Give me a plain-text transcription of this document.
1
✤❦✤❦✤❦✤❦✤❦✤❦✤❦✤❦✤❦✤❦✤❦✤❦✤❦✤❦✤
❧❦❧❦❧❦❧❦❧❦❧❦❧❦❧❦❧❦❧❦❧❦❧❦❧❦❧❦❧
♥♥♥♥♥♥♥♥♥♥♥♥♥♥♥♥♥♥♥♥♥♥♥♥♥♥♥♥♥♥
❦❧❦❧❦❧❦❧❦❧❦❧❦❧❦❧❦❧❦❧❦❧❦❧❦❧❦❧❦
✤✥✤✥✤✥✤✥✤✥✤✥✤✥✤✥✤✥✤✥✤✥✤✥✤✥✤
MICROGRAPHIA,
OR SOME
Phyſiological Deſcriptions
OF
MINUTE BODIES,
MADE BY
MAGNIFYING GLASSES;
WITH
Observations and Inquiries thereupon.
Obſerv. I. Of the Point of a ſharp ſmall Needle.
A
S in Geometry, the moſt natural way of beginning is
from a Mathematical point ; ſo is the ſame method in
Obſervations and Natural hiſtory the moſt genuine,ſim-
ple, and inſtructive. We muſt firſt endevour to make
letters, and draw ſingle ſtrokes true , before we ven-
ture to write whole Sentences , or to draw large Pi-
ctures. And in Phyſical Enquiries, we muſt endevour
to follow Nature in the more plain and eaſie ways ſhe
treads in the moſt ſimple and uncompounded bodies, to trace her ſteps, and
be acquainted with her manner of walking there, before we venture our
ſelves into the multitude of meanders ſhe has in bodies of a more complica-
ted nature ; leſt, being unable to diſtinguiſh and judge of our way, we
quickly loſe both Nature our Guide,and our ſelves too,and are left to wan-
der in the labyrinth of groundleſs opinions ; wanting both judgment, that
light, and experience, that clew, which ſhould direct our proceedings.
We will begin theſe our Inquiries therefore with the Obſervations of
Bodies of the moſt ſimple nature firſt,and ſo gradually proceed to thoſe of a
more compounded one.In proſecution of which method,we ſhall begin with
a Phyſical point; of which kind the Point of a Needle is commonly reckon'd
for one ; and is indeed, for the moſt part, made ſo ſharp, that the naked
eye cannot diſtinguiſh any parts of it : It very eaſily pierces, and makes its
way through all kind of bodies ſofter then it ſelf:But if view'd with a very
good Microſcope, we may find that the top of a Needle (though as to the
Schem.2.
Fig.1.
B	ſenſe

· · · · · · ·

__Stated exercise__
Scan the material above. Copy each line that holds the word "ſelves".

__Finished answer__
ſelves into the multitude of meanders ſhe has in bodies of a more complica-
quickly loſe both Nature our Guide,and our ſelves too,and are left to wan-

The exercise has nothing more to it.